[Data items]

>> START

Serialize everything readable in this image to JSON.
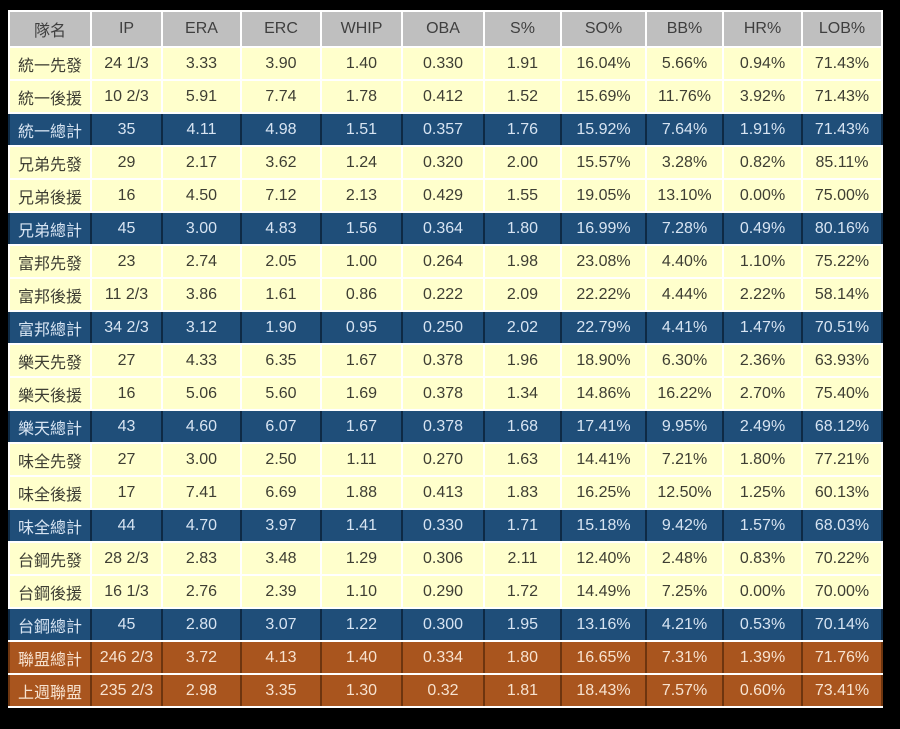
{
  "chart_data": {
    "type": "table",
    "columns": [
      "隊名",
      "IP",
      "ERA",
      "ERC",
      "WHIP",
      "OBA",
      "S%",
      "SO%",
      "BB%",
      "HR%",
      "LOB%"
    ],
    "rows": [
      {
        "style": "normal",
        "cells": [
          "統一先發",
          "24 1/3",
          "3.33",
          "3.90",
          "1.40",
          "0.330",
          "1.91",
          "16.04%",
          "5.66%",
          "0.94%",
          "71.43%"
        ]
      },
      {
        "style": "normal",
        "cells": [
          "統一後援",
          "10 2/3",
          "5.91",
          "7.74",
          "1.78",
          "0.412",
          "1.52",
          "15.69%",
          "11.76%",
          "3.92%",
          "71.43%"
        ]
      },
      {
        "style": "total",
        "cells": [
          "統一總計",
          "35",
          "4.11",
          "4.98",
          "1.51",
          "0.357",
          "1.76",
          "15.92%",
          "7.64%",
          "1.91%",
          "71.43%"
        ]
      },
      {
        "style": "normal",
        "cells": [
          "兄弟先發",
          "29",
          "2.17",
          "3.62",
          "1.24",
          "0.320",
          "2.00",
          "15.57%",
          "3.28%",
          "0.82%",
          "85.11%"
        ]
      },
      {
        "style": "normal",
        "cells": [
          "兄弟後援",
          "16",
          "4.50",
          "7.12",
          "2.13",
          "0.429",
          "1.55",
          "19.05%",
          "13.10%",
          "0.00%",
          "75.00%"
        ]
      },
      {
        "style": "total",
        "cells": [
          "兄弟總計",
          "45",
          "3.00",
          "4.83",
          "1.56",
          "0.364",
          "1.80",
          "16.99%",
          "7.28%",
          "0.49%",
          "80.16%"
        ]
      },
      {
        "style": "normal",
        "cells": [
          "富邦先發",
          "23",
          "2.74",
          "2.05",
          "1.00",
          "0.264",
          "1.98",
          "23.08%",
          "4.40%",
          "1.10%",
          "75.22%"
        ]
      },
      {
        "style": "normal",
        "cells": [
          "富邦後援",
          "11 2/3",
          "3.86",
          "1.61",
          "0.86",
          "0.222",
          "2.09",
          "22.22%",
          "4.44%",
          "2.22%",
          "58.14%"
        ]
      },
      {
        "style": "total",
        "cells": [
          "富邦總計",
          "34 2/3",
          "3.12",
          "1.90",
          "0.95",
          "0.250",
          "2.02",
          "22.79%",
          "4.41%",
          "1.47%",
          "70.51%"
        ]
      },
      {
        "style": "normal",
        "cells": [
          "樂天先發",
          "27",
          "4.33",
          "6.35",
          "1.67",
          "0.378",
          "1.96",
          "18.90%",
          "6.30%",
          "2.36%",
          "63.93%"
        ]
      },
      {
        "style": "normal",
        "cells": [
          "樂天後援",
          "16",
          "5.06",
          "5.60",
          "1.69",
          "0.378",
          "1.34",
          "14.86%",
          "16.22%",
          "2.70%",
          "75.40%"
        ]
      },
      {
        "style": "total",
        "cells": [
          "樂天總計",
          "43",
          "4.60",
          "6.07",
          "1.67",
          "0.378",
          "1.68",
          "17.41%",
          "9.95%",
          "2.49%",
          "68.12%"
        ]
      },
      {
        "style": "normal",
        "cells": [
          "味全先發",
          "27",
          "3.00",
          "2.50",
          "1.11",
          "0.270",
          "1.63",
          "14.41%",
          "7.21%",
          "1.80%",
          "77.21%"
        ]
      },
      {
        "style": "normal",
        "cells": [
          "味全後援",
          "17",
          "7.41",
          "6.69",
          "1.88",
          "0.413",
          "1.83",
          "16.25%",
          "12.50%",
          "1.25%",
          "60.13%"
        ]
      },
      {
        "style": "total",
        "cells": [
          "味全總計",
          "44",
          "4.70",
          "3.97",
          "1.41",
          "0.330",
          "1.71",
          "15.18%",
          "9.42%",
          "1.57%",
          "68.03%"
        ]
      },
      {
        "style": "normal",
        "cells": [
          "台鋼先發",
          "28 2/3",
          "2.83",
          "3.48",
          "1.29",
          "0.306",
          "2.11",
          "12.40%",
          "2.48%",
          "0.83%",
          "70.22%"
        ]
      },
      {
        "style": "normal",
        "cells": [
          "台鋼後援",
          "16 1/3",
          "2.76",
          "2.39",
          "1.10",
          "0.290",
          "1.72",
          "14.49%",
          "7.25%",
          "0.00%",
          "70.00%"
        ]
      },
      {
        "style": "total",
        "cells": [
          "台鋼總計",
          "45",
          "2.80",
          "3.07",
          "1.22",
          "0.300",
          "1.95",
          "13.16%",
          "4.21%",
          "0.53%",
          "70.14%"
        ]
      },
      {
        "style": "league",
        "cells": [
          "聯盟總計",
          "246 2/3",
          "3.72",
          "4.13",
          "1.40",
          "0.334",
          "1.80",
          "16.65%",
          "7.31%",
          "1.39%",
          "71.76%"
        ]
      },
      {
        "style": "league",
        "cells": [
          "上週聯盟",
          "235 2/3",
          "2.98",
          "3.35",
          "1.30",
          "0.32",
          "1.81",
          "18.43%",
          "7.57%",
          "0.60%",
          "73.41%"
        ]
      }
    ],
    "layout_hints": {
      "grid": true,
      "header_row": true,
      "subtotal_rows_highlighted": true
    }
  },
  "colors": {
    "background": "#000000",
    "header_bg": "#BFBFBF",
    "header_text": "#3F3F3F",
    "row_bg": "#FFFFCC",
    "row_text": "#3E3E33",
    "total_bg": "#1F4E79",
    "total_text": "#D7E4F2",
    "league_bg": "#A9551E",
    "league_text": "#F7E2CF",
    "grid_border": "#FFFFFF"
  }
}
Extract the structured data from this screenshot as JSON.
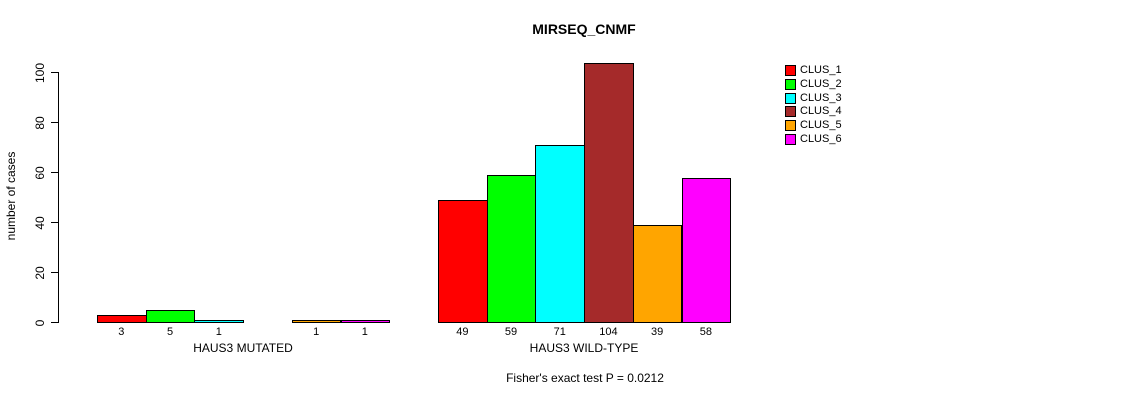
{
  "chart_data": {
    "type": "bar",
    "title": "MIRSEQ_CNMF",
    "ylabel": "number of cases",
    "ylim": [
      0,
      100
    ],
    "yticks": [
      0,
      20,
      40,
      60,
      80,
      100
    ],
    "grid": false,
    "legend_position": "right-inside",
    "categories": [
      "HAUS3 MUTATED",
      "HAUS3 WILD-TYPE"
    ],
    "series": [
      {
        "name": "CLUS_1",
        "color": "#FF0000",
        "values": [
          3,
          49
        ]
      },
      {
        "name": "CLUS_2",
        "color": "#00FF00",
        "values": [
          5,
          59
        ]
      },
      {
        "name": "CLUS_3",
        "color": "#00FFFF",
        "values": [
          1,
          71
        ]
      },
      {
        "name": "CLUS_4",
        "color": "#A52A2A",
        "values": [
          0,
          104
        ]
      },
      {
        "name": "CLUS_5",
        "color": "#FFA500",
        "values": [
          1,
          39
        ]
      },
      {
        "name": "CLUS_6",
        "color": "#FF00FF",
        "values": [
          1,
          58
        ]
      }
    ],
    "bar_value_labels": {
      "HAUS3 MUTATED": [
        "3",
        "5",
        "1",
        "",
        "1",
        "1"
      ],
      "HAUS3 WILD-TYPE": [
        "49",
        "59",
        "71",
        "104",
        "39",
        "58"
      ]
    },
    "footnote": "Fisher's exact test P = 0.0212"
  }
}
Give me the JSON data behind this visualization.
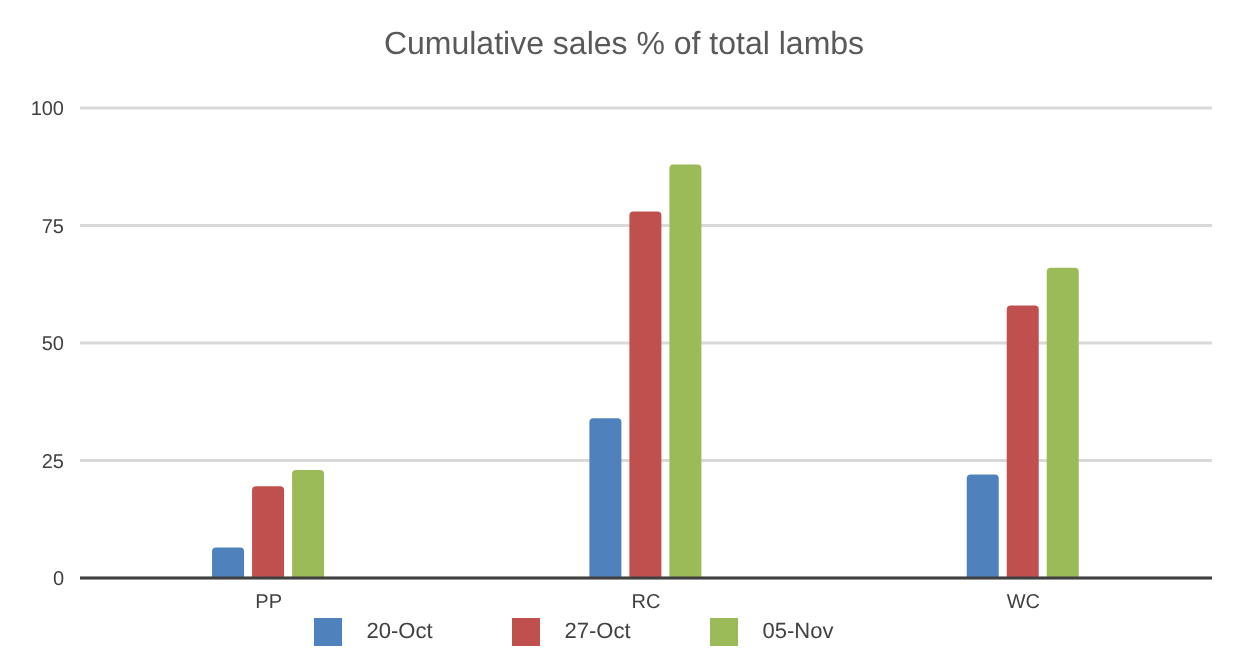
{
  "chart_data": {
    "type": "bar",
    "title": "Cumulative sales % of total lambs",
    "categories": [
      "PP",
      "RC",
      "WC"
    ],
    "series": [
      {
        "name": "20-Oct",
        "color": "#4f81bd",
        "values": [
          6.5,
          34,
          22
        ]
      },
      {
        "name": "27-Oct",
        "color": "#c0504d",
        "values": [
          19.5,
          78,
          58
        ]
      },
      {
        "name": "05-Nov",
        "color": "#9bbb59",
        "values": [
          23,
          88,
          66
        ]
      }
    ],
    "ylim": [
      0,
      100
    ],
    "yticks": [
      0,
      25,
      50,
      75,
      100
    ],
    "grid": "y",
    "legend": "bottom"
  }
}
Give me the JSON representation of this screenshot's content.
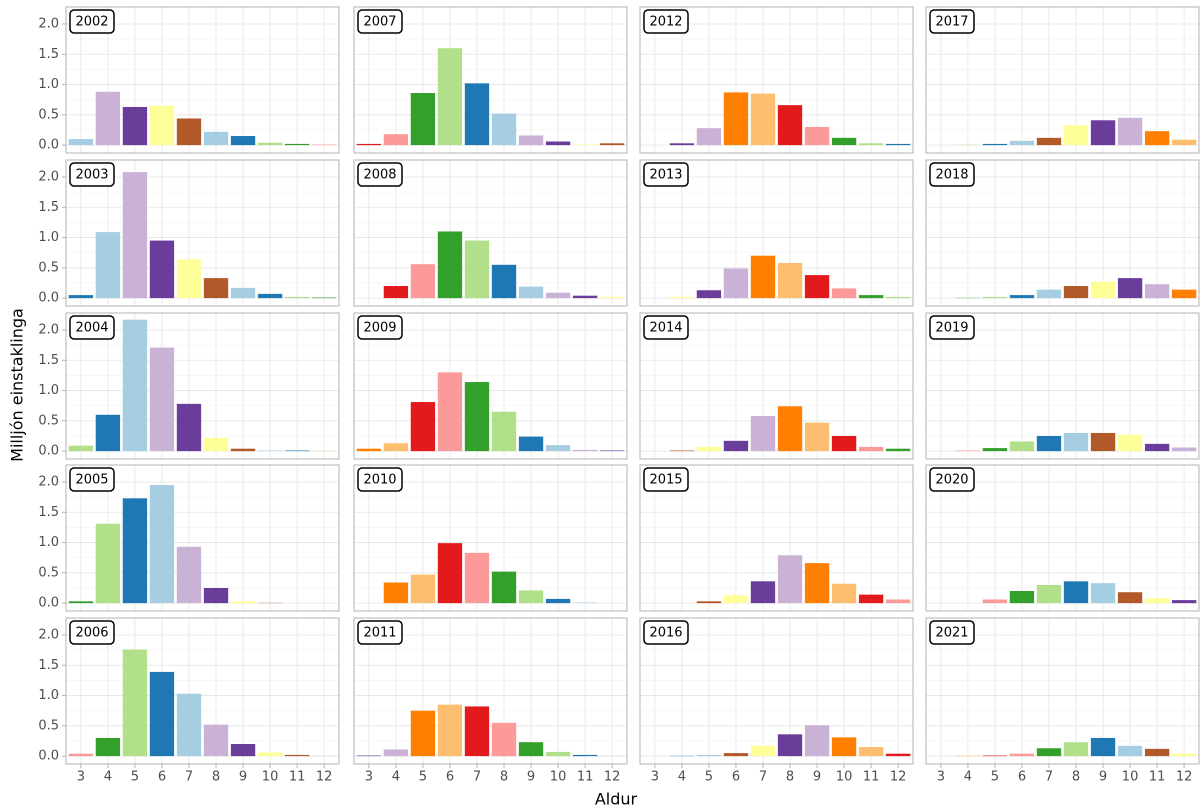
{
  "chart_data": {
    "type": "bar",
    "x_label": "Aldur",
    "y_label": "Milljón einstaklinga",
    "categories": [
      3,
      4,
      5,
      6,
      7,
      8,
      9,
      10,
      11,
      12
    ],
    "ylim": [
      -0.13,
      2.28
    ],
    "yticks": [
      {
        "value": 0,
        "label": "0.0"
      },
      {
        "value": 0.5,
        "label": "0.5"
      },
      {
        "value": 1,
        "label": "1.0"
      },
      {
        "value": 1.5,
        "label": "1.5"
      },
      {
        "value": 2,
        "label": "2.0"
      }
    ],
    "grid": true,
    "panels": [
      {
        "title": "2002",
        "values": [
          0.1,
          0.88,
          0.63,
          0.65,
          0.44,
          0.22,
          0.15,
          0.04,
          0.02,
          0.01
        ],
        "colors": [
          "#a6cee3",
          "#cab2d6",
          "#6a3d9a",
          "#ffff99",
          "#b15928",
          "#a6cee3",
          "#1f78b4",
          "#b2df8a",
          "#33a02c",
          "#fb9a99"
        ]
      },
      {
        "title": "2003",
        "values": [
          0.05,
          1.09,
          2.08,
          0.95,
          0.64,
          0.33,
          0.17,
          0.07,
          0.02,
          0.01
        ],
        "colors": [
          "#1f78b4",
          "#a6cee3",
          "#cab2d6",
          "#6a3d9a",
          "#ffff99",
          "#b15928",
          "#a6cee3",
          "#1f78b4",
          "#b2df8a",
          "#33a02c"
        ]
      },
      {
        "title": "2004",
        "values": [
          0.09,
          0.6,
          2.17,
          1.71,
          0.78,
          0.22,
          0.04,
          0.01,
          0.01,
          0.005
        ],
        "colors": [
          "#b2df8a",
          "#1f78b4",
          "#a6cee3",
          "#cab2d6",
          "#6a3d9a",
          "#ffff99",
          "#b15928",
          "#a6cee3",
          "#1f78b4",
          "#b2df8a"
        ]
      },
      {
        "title": "2005",
        "values": [
          0.03,
          1.31,
          1.73,
          1.95,
          0.93,
          0.25,
          0.03,
          0.005,
          0,
          0
        ],
        "colors": [
          "#33a02c",
          "#b2df8a",
          "#1f78b4",
          "#a6cee3",
          "#cab2d6",
          "#6a3d9a",
          "#ffff99",
          "#b15928",
          "#a6cee3",
          "#1f78b4"
        ]
      },
      {
        "title": "2006",
        "values": [
          0.04,
          0.3,
          1.76,
          1.39,
          1.03,
          0.52,
          0.2,
          0.06,
          0.02,
          0.005
        ],
        "colors": [
          "#fb9a99",
          "#33a02c",
          "#b2df8a",
          "#1f78b4",
          "#a6cee3",
          "#cab2d6",
          "#6a3d9a",
          "#ffff99",
          "#b15928",
          "#a6cee3"
        ]
      },
      {
        "title": "2007",
        "values": [
          0.02,
          0.18,
          0.86,
          1.6,
          1.02,
          0.52,
          0.16,
          0.06,
          0.01,
          0.03
        ],
        "colors": [
          "#e31a1c",
          "#fb9a99",
          "#33a02c",
          "#b2df8a",
          "#1f78b4",
          "#a6cee3",
          "#cab2d6",
          "#6a3d9a",
          "#ffff99",
          "#b15928"
        ]
      },
      {
        "title": "2008",
        "values": [
          0,
          0.2,
          0.56,
          1.1,
          0.95,
          0.55,
          0.19,
          0.09,
          0.04,
          0.02
        ],
        "colors": [
          "#fdbf6f",
          "#e31a1c",
          "#fb9a99",
          "#33a02c",
          "#b2df8a",
          "#1f78b4",
          "#a6cee3",
          "#cab2d6",
          "#6a3d9a",
          "#ffff99"
        ]
      },
      {
        "title": "2009",
        "values": [
          0.04,
          0.13,
          0.81,
          1.3,
          1.14,
          0.65,
          0.24,
          0.1,
          0.02,
          0.01
        ],
        "colors": [
          "#ff7f00",
          "#fdbf6f",
          "#e31a1c",
          "#fb9a99",
          "#33a02c",
          "#b2df8a",
          "#1f78b4",
          "#a6cee3",
          "#cab2d6",
          "#6a3d9a"
        ]
      },
      {
        "title": "2010",
        "values": [
          0,
          0.34,
          0.47,
          0.99,
          0.83,
          0.52,
          0.21,
          0.07,
          0.01,
          0
        ],
        "colors": [
          "#cab2d6",
          "#ff7f00",
          "#fdbf6f",
          "#e31a1c",
          "#fb9a99",
          "#33a02c",
          "#b2df8a",
          "#1f78b4",
          "#a6cee3",
          "#cab2d6"
        ]
      },
      {
        "title": "2011",
        "values": [
          0.01,
          0.11,
          0.75,
          0.85,
          0.82,
          0.55,
          0.23,
          0.07,
          0.02,
          0.005
        ],
        "colors": [
          "#6a3d9a",
          "#cab2d6",
          "#ff7f00",
          "#fdbf6f",
          "#e31a1c",
          "#fb9a99",
          "#33a02c",
          "#b2df8a",
          "#1f78b4",
          "#a6cee3"
        ]
      },
      {
        "title": "2012",
        "values": [
          0,
          0.03,
          0.28,
          0.87,
          0.85,
          0.66,
          0.3,
          0.12,
          0.03,
          0.02
        ],
        "colors": [
          "#ffff99",
          "#6a3d9a",
          "#cab2d6",
          "#ff7f00",
          "#fdbf6f",
          "#e31a1c",
          "#fb9a99",
          "#33a02c",
          "#b2df8a",
          "#1f78b4"
        ]
      },
      {
        "title": "2013",
        "values": [
          0,
          0.02,
          0.13,
          0.49,
          0.7,
          0.58,
          0.38,
          0.16,
          0.05,
          0.02
        ],
        "colors": [
          "#b15928",
          "#ffff99",
          "#6a3d9a",
          "#cab2d6",
          "#ff7f00",
          "#fdbf6f",
          "#e31a1c",
          "#fb9a99",
          "#33a02c",
          "#b2df8a"
        ]
      },
      {
        "title": "2014",
        "values": [
          0,
          0.01,
          0.07,
          0.17,
          0.58,
          0.74,
          0.47,
          0.25,
          0.07,
          0.04
        ],
        "colors": [
          "#a6cee3",
          "#b15928",
          "#ffff99",
          "#6a3d9a",
          "#cab2d6",
          "#ff7f00",
          "#fdbf6f",
          "#e31a1c",
          "#fb9a99",
          "#33a02c"
        ]
      },
      {
        "title": "2015",
        "values": [
          0,
          0,
          0.03,
          0.13,
          0.36,
          0.79,
          0.66,
          0.32,
          0.14,
          0.06
        ],
        "colors": [
          "#1f78b4",
          "#a6cee3",
          "#b15928",
          "#ffff99",
          "#6a3d9a",
          "#cab2d6",
          "#ff7f00",
          "#fdbf6f",
          "#e31a1c",
          "#fb9a99"
        ]
      },
      {
        "title": "2016",
        "values": [
          0,
          0.005,
          0.02,
          0.05,
          0.17,
          0.36,
          0.51,
          0.31,
          0.15,
          0.04
        ],
        "colors": [
          "#b2df8a",
          "#1f78b4",
          "#a6cee3",
          "#b15928",
          "#ffff99",
          "#6a3d9a",
          "#cab2d6",
          "#ff7f00",
          "#fdbf6f",
          "#e31a1c"
        ]
      },
      {
        "title": "2017",
        "values": [
          0,
          0.005,
          0.02,
          0.07,
          0.12,
          0.33,
          0.41,
          0.45,
          0.23,
          0.09
        ],
        "colors": [
          "#33a02c",
          "#b2df8a",
          "#1f78b4",
          "#a6cee3",
          "#b15928",
          "#ffff99",
          "#6a3d9a",
          "#cab2d6",
          "#ff7f00",
          "#fdbf6f"
        ]
      },
      {
        "title": "2018",
        "values": [
          0,
          0.005,
          0.02,
          0.05,
          0.14,
          0.2,
          0.27,
          0.33,
          0.23,
          0.14
        ],
        "colors": [
          "#fb9a99",
          "#33a02c",
          "#b2df8a",
          "#1f78b4",
          "#a6cee3",
          "#b15928",
          "#ffff99",
          "#6a3d9a",
          "#cab2d6",
          "#ff7f00"
        ]
      },
      {
        "title": "2019",
        "values": [
          0,
          0.01,
          0.05,
          0.16,
          0.25,
          0.3,
          0.3,
          0.27,
          0.12,
          0.06
        ],
        "colors": [
          "#e31a1c",
          "#fb9a99",
          "#33a02c",
          "#b2df8a",
          "#1f78b4",
          "#a6cee3",
          "#b15928",
          "#ffff99",
          "#6a3d9a",
          "#cab2d6"
        ]
      },
      {
        "title": "2020",
        "values": [
          0,
          0,
          0.06,
          0.2,
          0.3,
          0.36,
          0.33,
          0.18,
          0.08,
          0.05
        ],
        "colors": [
          "#fdbf6f",
          "#e31a1c",
          "#fb9a99",
          "#33a02c",
          "#b2df8a",
          "#1f78b4",
          "#a6cee3",
          "#b15928",
          "#ffff99",
          "#6a3d9a"
        ]
      },
      {
        "title": "2021",
        "values": [
          0,
          0.01,
          0.01,
          0.04,
          0.13,
          0.23,
          0.3,
          0.17,
          0.12,
          0.04
        ],
        "colors": [
          "#ff7f00",
          "#fdbf6f",
          "#e31a1c",
          "#fb9a99",
          "#33a02c",
          "#b2df8a",
          "#1f78b4",
          "#a6cee3",
          "#b15928",
          "#ffff99"
        ]
      }
    ]
  }
}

>> END

Set exercise:
Show the lines of the data that hold the word "this".

Written response:
Serialize everything readable in this image to JSON.
Extract the structured data from this screenshot as JSON.
Give me the JSON data behind this visualization.
Give me the JSON representation of this screenshot's content.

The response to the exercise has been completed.